→ **SUPPLIED RECORDS**:
────────────────────
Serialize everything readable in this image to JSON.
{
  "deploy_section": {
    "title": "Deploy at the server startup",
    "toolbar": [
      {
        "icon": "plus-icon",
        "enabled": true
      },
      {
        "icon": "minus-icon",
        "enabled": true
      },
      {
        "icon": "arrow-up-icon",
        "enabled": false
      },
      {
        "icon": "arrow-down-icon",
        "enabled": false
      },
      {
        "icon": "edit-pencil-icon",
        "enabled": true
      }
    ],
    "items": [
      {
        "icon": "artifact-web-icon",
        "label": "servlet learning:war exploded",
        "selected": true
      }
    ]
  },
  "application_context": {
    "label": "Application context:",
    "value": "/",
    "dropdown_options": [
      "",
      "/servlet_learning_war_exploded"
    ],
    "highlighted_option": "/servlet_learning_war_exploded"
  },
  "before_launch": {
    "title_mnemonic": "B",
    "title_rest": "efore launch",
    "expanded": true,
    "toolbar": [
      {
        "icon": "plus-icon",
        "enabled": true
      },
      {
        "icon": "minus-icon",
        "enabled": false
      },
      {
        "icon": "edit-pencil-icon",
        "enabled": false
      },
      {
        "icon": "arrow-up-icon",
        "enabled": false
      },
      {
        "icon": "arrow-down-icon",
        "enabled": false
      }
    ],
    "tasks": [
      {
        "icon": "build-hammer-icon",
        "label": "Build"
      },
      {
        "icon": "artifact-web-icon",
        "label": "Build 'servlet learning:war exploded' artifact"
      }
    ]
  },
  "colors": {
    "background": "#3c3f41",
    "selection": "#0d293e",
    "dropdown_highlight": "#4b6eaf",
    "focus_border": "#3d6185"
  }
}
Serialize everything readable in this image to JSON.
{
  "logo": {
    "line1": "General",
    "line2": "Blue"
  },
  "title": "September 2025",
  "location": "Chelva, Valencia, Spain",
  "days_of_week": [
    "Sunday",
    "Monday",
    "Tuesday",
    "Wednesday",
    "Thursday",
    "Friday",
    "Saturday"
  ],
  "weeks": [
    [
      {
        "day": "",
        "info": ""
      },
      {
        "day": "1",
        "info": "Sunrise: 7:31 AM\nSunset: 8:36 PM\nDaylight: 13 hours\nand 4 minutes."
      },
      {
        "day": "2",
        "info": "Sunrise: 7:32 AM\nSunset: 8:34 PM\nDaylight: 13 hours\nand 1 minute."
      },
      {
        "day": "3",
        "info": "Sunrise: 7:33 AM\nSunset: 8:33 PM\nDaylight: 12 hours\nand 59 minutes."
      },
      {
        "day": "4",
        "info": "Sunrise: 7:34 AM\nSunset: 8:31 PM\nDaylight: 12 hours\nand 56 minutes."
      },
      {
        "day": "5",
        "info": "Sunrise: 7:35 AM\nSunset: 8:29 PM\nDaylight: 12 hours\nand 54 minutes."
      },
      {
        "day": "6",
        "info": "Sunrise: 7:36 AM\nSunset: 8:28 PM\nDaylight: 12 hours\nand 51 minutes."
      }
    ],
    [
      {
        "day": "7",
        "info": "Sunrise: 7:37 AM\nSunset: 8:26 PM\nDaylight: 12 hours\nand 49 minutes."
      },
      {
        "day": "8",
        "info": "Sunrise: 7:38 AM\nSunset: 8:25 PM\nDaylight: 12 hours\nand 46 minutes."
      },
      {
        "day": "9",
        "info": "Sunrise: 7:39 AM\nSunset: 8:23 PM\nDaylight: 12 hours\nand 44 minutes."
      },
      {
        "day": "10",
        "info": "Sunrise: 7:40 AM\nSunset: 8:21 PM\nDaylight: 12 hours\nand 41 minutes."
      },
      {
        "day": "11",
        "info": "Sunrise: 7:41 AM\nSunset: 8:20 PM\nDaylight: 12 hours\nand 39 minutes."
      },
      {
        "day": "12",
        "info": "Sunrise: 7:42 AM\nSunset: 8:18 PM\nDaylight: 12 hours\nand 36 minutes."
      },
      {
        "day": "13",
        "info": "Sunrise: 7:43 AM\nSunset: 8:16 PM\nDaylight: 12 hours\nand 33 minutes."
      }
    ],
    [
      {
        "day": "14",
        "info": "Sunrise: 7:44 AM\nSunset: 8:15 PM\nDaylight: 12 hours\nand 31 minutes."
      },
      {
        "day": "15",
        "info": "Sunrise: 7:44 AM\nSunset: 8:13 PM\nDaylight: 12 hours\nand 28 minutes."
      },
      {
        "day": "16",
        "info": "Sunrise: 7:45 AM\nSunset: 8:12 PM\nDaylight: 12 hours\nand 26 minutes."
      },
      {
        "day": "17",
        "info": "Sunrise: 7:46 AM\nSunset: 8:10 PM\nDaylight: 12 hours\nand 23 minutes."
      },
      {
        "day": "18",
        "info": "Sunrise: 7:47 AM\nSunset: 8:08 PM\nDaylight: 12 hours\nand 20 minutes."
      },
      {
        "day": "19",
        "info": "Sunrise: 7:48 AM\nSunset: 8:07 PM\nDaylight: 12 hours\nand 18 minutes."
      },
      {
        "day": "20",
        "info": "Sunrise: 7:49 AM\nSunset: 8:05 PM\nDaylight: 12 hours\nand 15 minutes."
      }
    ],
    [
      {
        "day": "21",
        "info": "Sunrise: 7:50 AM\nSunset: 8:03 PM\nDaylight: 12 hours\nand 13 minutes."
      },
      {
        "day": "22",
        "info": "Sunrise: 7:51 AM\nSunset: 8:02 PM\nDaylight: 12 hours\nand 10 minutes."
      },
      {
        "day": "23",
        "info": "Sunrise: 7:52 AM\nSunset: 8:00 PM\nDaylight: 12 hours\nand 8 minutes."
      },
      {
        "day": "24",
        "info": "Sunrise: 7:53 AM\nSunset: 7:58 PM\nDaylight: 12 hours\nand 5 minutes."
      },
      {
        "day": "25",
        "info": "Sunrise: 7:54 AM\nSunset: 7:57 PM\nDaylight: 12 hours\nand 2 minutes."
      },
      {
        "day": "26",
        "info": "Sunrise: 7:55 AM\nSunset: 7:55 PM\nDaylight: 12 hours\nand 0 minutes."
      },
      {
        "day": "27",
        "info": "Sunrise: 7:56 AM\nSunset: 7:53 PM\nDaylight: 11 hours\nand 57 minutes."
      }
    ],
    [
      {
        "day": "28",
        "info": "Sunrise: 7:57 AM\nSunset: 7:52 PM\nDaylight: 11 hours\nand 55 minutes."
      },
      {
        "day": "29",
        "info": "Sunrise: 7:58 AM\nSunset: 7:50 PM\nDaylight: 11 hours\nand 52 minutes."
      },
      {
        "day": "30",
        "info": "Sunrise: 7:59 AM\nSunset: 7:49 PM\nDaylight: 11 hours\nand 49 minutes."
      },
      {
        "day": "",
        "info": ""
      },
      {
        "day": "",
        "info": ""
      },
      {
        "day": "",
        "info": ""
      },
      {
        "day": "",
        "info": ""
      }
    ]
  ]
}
────────────────────
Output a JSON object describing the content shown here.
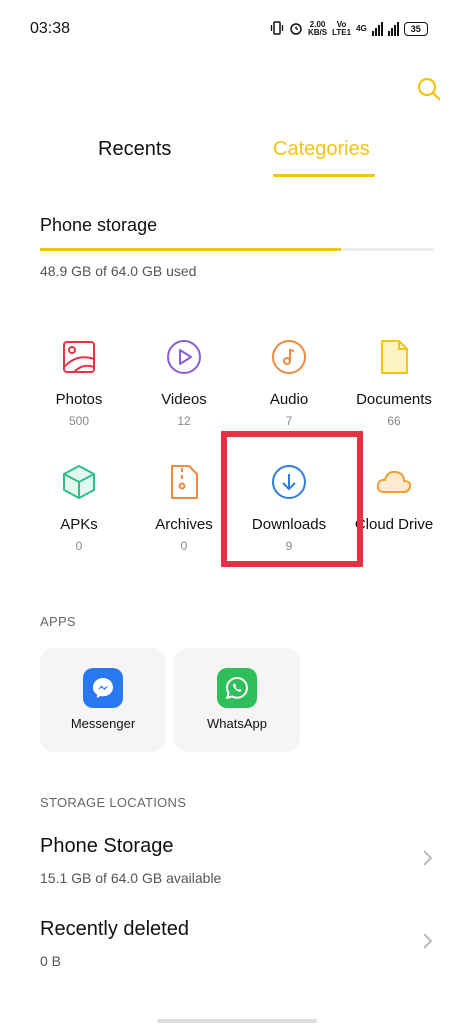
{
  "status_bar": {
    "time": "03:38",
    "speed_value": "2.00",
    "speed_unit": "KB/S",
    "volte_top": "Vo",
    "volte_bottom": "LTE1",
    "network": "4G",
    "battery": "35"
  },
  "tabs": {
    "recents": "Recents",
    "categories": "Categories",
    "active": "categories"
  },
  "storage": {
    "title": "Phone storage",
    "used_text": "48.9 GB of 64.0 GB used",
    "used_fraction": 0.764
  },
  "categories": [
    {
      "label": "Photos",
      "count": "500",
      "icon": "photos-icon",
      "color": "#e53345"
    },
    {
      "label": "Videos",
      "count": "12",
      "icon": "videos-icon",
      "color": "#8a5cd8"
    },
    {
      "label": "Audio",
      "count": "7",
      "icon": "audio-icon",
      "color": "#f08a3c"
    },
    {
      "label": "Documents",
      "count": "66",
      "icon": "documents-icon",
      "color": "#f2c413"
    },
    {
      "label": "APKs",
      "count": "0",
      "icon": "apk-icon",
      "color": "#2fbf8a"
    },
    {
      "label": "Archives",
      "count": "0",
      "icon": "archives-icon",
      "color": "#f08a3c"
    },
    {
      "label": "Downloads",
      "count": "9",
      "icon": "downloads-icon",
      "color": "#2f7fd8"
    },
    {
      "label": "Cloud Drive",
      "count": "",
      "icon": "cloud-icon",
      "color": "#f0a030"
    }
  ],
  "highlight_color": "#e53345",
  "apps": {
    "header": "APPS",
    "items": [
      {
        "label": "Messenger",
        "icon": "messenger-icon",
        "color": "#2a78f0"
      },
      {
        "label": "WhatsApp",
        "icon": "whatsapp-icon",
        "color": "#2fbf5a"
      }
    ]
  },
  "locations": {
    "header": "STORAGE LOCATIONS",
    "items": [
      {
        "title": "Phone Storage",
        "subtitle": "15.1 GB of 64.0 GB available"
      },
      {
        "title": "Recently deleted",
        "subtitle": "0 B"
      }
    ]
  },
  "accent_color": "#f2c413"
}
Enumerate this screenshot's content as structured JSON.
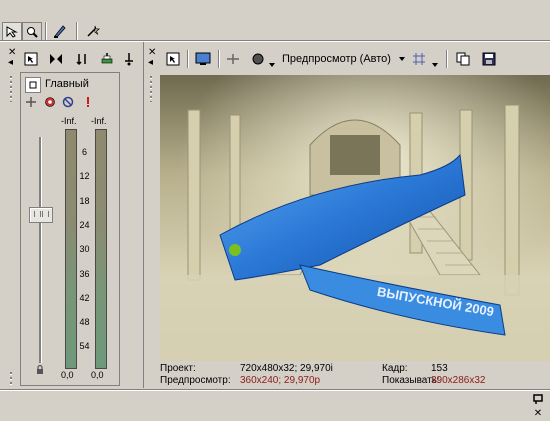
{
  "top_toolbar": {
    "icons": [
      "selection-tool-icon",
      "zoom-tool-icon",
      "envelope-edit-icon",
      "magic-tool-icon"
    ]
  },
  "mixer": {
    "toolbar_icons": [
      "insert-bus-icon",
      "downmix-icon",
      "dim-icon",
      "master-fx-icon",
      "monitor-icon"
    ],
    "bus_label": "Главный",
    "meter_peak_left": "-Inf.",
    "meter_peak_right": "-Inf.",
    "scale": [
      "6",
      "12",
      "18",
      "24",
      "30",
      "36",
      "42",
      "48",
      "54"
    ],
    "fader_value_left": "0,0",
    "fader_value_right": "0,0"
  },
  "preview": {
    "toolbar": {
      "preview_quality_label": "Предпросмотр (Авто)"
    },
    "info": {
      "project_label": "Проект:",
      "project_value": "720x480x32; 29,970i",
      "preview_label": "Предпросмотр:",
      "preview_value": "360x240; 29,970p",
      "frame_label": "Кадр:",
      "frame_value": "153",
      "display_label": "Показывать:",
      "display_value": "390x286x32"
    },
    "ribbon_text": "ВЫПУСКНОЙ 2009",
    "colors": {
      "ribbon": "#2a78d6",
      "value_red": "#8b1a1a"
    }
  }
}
────────────────────
Set out every line from the material that contains the string "subtitle".

        "subtitle": "15.1 GB of 64.0 GB available"
        "subtitle": "0 B"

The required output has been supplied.